# Task details
Among the entries below, count the lines that contain the word "cost". Write down only the total.

Raw records:
===============
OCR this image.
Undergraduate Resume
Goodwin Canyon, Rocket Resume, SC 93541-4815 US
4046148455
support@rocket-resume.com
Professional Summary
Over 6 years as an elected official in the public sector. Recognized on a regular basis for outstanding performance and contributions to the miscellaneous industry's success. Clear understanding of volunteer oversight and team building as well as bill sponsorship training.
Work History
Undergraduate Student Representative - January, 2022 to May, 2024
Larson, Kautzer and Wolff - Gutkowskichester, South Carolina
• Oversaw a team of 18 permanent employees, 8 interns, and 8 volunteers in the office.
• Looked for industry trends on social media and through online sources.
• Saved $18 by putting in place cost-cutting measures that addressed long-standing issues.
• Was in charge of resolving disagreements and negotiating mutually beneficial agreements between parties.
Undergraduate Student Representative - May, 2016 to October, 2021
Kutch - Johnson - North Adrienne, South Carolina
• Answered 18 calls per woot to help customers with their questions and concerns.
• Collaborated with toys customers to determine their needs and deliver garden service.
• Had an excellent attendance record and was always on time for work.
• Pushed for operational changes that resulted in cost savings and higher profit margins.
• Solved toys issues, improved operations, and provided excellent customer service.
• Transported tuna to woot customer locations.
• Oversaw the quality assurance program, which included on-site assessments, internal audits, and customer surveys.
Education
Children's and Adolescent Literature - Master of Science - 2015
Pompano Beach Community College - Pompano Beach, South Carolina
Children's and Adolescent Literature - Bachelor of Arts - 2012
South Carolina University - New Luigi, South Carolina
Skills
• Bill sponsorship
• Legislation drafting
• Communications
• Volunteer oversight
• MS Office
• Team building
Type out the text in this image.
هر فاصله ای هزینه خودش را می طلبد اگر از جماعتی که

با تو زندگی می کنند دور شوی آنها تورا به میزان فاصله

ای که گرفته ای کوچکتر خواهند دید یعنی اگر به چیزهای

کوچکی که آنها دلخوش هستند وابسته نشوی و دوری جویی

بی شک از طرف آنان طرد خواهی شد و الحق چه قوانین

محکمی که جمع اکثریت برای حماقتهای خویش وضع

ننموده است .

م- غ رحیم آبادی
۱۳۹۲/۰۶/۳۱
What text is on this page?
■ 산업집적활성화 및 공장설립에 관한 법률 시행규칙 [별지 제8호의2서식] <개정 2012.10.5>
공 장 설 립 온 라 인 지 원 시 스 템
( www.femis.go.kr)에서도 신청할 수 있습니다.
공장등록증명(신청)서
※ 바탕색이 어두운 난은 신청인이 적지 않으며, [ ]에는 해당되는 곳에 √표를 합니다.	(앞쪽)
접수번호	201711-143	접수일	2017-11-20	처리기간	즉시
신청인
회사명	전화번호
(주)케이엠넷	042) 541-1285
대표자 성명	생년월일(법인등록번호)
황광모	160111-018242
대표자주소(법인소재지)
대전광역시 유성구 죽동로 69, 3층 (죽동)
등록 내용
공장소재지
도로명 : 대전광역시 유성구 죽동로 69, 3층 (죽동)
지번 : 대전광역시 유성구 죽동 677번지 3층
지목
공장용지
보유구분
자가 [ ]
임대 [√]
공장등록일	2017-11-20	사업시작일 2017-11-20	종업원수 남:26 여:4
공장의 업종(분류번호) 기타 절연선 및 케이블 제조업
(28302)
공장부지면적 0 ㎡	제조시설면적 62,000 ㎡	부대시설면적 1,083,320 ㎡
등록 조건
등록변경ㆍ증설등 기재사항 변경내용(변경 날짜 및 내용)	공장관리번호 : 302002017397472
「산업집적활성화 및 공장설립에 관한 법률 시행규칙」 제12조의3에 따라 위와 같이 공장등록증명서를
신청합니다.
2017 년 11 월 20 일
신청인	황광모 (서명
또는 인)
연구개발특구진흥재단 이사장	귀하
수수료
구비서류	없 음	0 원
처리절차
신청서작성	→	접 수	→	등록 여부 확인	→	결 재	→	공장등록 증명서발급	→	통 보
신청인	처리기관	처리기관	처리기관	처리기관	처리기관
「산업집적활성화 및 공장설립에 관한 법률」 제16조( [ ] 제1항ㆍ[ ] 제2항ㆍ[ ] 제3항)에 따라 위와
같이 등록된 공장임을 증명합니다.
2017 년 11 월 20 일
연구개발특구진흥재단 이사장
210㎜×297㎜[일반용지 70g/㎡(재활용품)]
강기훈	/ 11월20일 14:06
===============
# Output for this exercise
2